Copy the material that follows word for word and omit its pictures.
┄┄┄┄┄┄┄┄┄┄
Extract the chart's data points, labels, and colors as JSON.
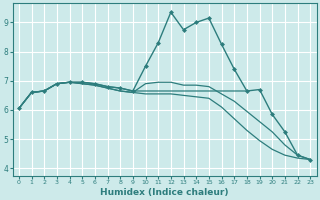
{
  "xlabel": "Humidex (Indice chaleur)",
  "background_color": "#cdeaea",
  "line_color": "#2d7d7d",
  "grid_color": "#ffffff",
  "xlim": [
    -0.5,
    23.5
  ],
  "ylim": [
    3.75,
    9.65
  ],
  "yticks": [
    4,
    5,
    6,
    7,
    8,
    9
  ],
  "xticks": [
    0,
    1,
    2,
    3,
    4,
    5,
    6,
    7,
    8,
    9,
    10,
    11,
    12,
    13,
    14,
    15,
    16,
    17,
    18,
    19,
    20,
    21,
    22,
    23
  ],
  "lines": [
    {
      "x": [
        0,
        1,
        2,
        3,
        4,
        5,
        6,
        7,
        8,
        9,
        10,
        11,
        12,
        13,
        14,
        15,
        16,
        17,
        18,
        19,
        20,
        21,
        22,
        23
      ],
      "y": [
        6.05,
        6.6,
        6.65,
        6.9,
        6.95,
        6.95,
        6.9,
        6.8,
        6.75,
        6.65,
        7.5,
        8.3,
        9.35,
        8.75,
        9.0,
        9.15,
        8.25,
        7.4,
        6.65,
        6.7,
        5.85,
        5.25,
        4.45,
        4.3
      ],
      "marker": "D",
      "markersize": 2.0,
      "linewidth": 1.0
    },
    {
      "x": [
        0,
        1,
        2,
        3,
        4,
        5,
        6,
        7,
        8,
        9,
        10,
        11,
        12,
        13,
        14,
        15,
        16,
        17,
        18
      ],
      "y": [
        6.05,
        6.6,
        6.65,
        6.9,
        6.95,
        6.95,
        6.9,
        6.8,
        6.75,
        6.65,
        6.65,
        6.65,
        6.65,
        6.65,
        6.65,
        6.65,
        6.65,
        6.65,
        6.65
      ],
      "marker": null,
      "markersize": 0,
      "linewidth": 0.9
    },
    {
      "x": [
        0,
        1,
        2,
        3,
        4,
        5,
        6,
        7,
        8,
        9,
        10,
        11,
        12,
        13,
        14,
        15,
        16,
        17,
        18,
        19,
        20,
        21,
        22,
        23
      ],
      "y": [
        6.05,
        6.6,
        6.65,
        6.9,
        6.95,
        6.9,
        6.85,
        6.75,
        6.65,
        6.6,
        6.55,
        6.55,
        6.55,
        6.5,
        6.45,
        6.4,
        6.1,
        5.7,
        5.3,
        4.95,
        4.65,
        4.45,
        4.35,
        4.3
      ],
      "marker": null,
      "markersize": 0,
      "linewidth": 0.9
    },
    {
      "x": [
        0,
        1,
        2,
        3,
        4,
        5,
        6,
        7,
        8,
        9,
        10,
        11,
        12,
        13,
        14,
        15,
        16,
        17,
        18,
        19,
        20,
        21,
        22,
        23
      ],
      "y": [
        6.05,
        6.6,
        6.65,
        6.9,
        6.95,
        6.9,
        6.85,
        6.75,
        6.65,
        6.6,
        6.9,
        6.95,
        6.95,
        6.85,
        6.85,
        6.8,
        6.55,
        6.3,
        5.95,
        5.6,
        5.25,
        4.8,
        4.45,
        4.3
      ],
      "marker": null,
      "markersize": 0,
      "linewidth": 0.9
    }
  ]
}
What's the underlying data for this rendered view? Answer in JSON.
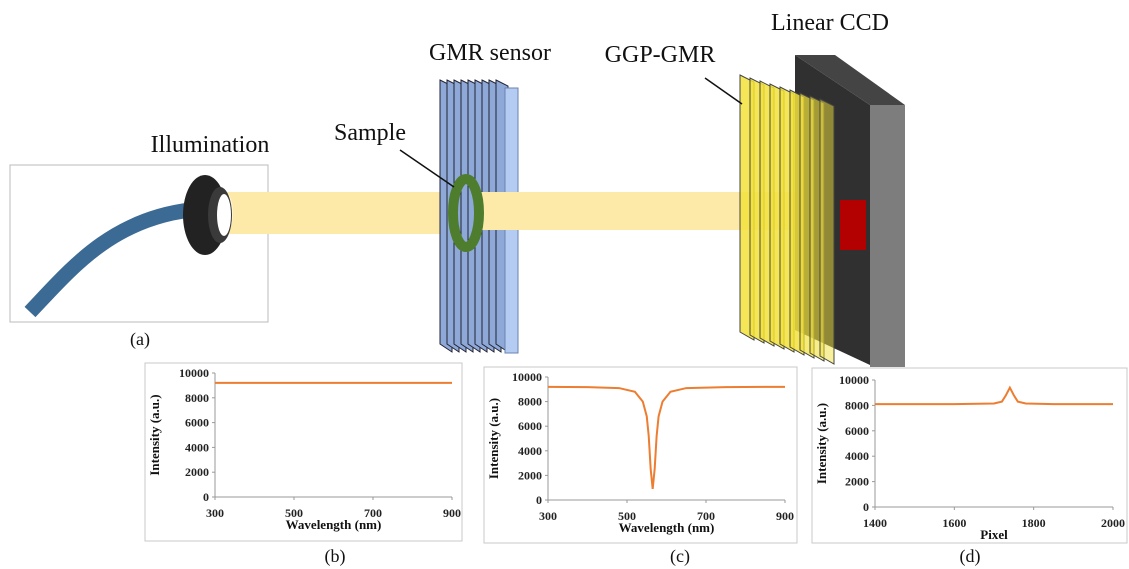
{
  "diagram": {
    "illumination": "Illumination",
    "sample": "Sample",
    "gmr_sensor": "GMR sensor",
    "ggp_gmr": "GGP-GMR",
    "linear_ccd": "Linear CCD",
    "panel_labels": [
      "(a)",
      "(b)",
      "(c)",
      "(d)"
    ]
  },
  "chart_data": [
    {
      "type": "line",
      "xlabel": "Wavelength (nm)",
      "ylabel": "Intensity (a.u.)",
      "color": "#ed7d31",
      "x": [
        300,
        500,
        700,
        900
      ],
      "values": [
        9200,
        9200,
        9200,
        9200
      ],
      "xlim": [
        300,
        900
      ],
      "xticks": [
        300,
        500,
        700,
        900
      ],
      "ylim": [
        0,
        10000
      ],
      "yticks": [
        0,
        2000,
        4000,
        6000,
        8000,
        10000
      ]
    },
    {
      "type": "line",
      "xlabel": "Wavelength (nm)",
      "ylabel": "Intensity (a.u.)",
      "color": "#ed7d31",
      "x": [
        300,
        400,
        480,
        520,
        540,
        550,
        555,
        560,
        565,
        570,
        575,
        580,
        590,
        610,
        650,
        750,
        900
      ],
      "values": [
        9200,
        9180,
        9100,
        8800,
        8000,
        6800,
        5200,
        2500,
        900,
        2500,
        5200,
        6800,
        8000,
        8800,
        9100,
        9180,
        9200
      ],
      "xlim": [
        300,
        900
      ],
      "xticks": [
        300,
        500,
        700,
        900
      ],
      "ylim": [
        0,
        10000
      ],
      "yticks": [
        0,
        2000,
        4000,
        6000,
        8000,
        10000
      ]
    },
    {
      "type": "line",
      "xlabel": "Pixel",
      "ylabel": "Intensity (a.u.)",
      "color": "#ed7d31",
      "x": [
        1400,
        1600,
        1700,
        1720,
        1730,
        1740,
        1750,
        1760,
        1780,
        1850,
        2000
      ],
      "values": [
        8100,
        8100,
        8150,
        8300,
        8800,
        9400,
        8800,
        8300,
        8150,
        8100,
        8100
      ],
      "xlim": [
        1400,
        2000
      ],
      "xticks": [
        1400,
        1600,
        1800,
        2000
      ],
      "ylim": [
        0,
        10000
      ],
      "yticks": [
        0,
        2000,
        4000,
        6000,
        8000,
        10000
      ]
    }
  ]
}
┄┄┄┄┄┄┄┄┄┄
▶ WRITTEN RESPONSE
Extract the chart's data points, labels, and colors as JSON.
{
  "xlabel": "Humidex (Indice chaleur)",
  "background_color": "#cdeaea",
  "line_color": "#2d7d7d",
  "grid_color": "#ffffff",
  "xlim": [
    -0.5,
    23.5
  ],
  "ylim": [
    3.75,
    9.65
  ],
  "yticks": [
    4,
    5,
    6,
    7,
    8,
    9
  ],
  "xticks": [
    0,
    1,
    2,
    3,
    4,
    5,
    6,
    7,
    8,
    9,
    10,
    11,
    12,
    13,
    14,
    15,
    16,
    17,
    18,
    19,
    20,
    21,
    22,
    23
  ],
  "lines": [
    {
      "x": [
        0,
        1,
        2,
        3,
        4,
        5,
        6,
        7,
        8,
        9,
        10,
        11,
        12,
        13,
        14,
        15,
        16,
        17,
        18,
        19,
        20,
        21,
        22,
        23
      ],
      "y": [
        6.05,
        6.6,
        6.65,
        6.9,
        6.95,
        6.95,
        6.9,
        6.8,
        6.75,
        6.65,
        7.5,
        8.3,
        9.35,
        8.75,
        9.0,
        9.15,
        8.25,
        7.4,
        6.65,
        6.7,
        5.85,
        5.25,
        4.45,
        4.3
      ],
      "marker": "D",
      "markersize": 2.0,
      "linewidth": 1.0
    },
    {
      "x": [
        0,
        1,
        2,
        3,
        4,
        5,
        6,
        7,
        8,
        9,
        10,
        11,
        12,
        13,
        14,
        15,
        16,
        17,
        18
      ],
      "y": [
        6.05,
        6.6,
        6.65,
        6.9,
        6.95,
        6.95,
        6.9,
        6.8,
        6.75,
        6.65,
        6.65,
        6.65,
        6.65,
        6.65,
        6.65,
        6.65,
        6.65,
        6.65,
        6.65
      ],
      "marker": null,
      "markersize": 0,
      "linewidth": 0.9
    },
    {
      "x": [
        0,
        1,
        2,
        3,
        4,
        5,
        6,
        7,
        8,
        9,
        10,
        11,
        12,
        13,
        14,
        15,
        16,
        17,
        18,
        19,
        20,
        21,
        22,
        23
      ],
      "y": [
        6.05,
        6.6,
        6.65,
        6.9,
        6.95,
        6.9,
        6.85,
        6.75,
        6.65,
        6.6,
        6.55,
        6.55,
        6.55,
        6.5,
        6.45,
        6.4,
        6.1,
        5.7,
        5.3,
        4.95,
        4.65,
        4.45,
        4.35,
        4.3
      ],
      "marker": null,
      "markersize": 0,
      "linewidth": 0.9
    },
    {
      "x": [
        0,
        1,
        2,
        3,
        4,
        5,
        6,
        7,
        8,
        9,
        10,
        11,
        12,
        13,
        14,
        15,
        16,
        17,
        18,
        19,
        20,
        21,
        22,
        23
      ],
      "y": [
        6.05,
        6.6,
        6.65,
        6.9,
        6.95,
        6.9,
        6.85,
        6.75,
        6.65,
        6.6,
        6.9,
        6.95,
        6.95,
        6.85,
        6.85,
        6.8,
        6.55,
        6.3,
        5.95,
        5.6,
        5.25,
        4.8,
        4.45,
        4.3
      ],
      "marker": null,
      "markersize": 0,
      "linewidth": 0.9
    }
  ]
}
What's the underlying data for this rendered view? Answer in JSON.
{
  "diagram": {
    "illumination": "Illumination",
    "sample": "Sample",
    "gmr_sensor": "GMR sensor",
    "ggp_gmr": "GGP-GMR",
    "linear_ccd": "Linear CCD",
    "panel_labels": [
      "(a)",
      "(b)",
      "(c)",
      "(d)"
    ]
  },
  "chart_data": [
    {
      "type": "line",
      "xlabel": "Wavelength (nm)",
      "ylabel": "Intensity (a.u.)",
      "color": "#ed7d31",
      "x": [
        300,
        500,
        700,
        900
      ],
      "values": [
        9200,
        9200,
        9200,
        9200
      ],
      "xlim": [
        300,
        900
      ],
      "xticks": [
        300,
        500,
        700,
        900
      ],
      "ylim": [
        0,
        10000
      ],
      "yticks": [
        0,
        2000,
        4000,
        6000,
        8000,
        10000
      ]
    },
    {
      "type": "line",
      "xlabel": "Wavelength (nm)",
      "ylabel": "Intensity (a.u.)",
      "color": "#ed7d31",
      "x": [
        300,
        400,
        480,
        520,
        540,
        550,
        555,
        560,
        565,
        570,
        575,
        580,
        590,
        610,
        650,
        750,
        900
      ],
      "values": [
        9200,
        9180,
        9100,
        8800,
        8000,
        6800,
        5200,
        2500,
        900,
        2500,
        5200,
        6800,
        8000,
        8800,
        9100,
        9180,
        9200
      ],
      "xlim": [
        300,
        900
      ],
      "xticks": [
        300,
        500,
        700,
        900
      ],
      "ylim": [
        0,
        10000
      ],
      "yticks": [
        0,
        2000,
        4000,
        6000,
        8000,
        10000
      ]
    },
    {
      "type": "line",
      "xlabel": "Pixel",
      "ylabel": "Intensity (a.u.)",
      "color": "#ed7d31",
      "x": [
        1400,
        1600,
        1700,
        1720,
        1730,
        1740,
        1750,
        1760,
        1780,
        1850,
        2000
      ],
      "values": [
        8100,
        8100,
        8150,
        8300,
        8800,
        9400,
        8800,
        8300,
        8150,
        8100,
        8100
      ],
      "xlim": [
        1400,
        2000
      ],
      "xticks": [
        1400,
        1600,
        1800,
        2000
      ],
      "ylim": [
        0,
        10000
      ],
      "yticks": [
        0,
        2000,
        4000,
        6000,
        8000,
        10000
      ]
    }
  ]
}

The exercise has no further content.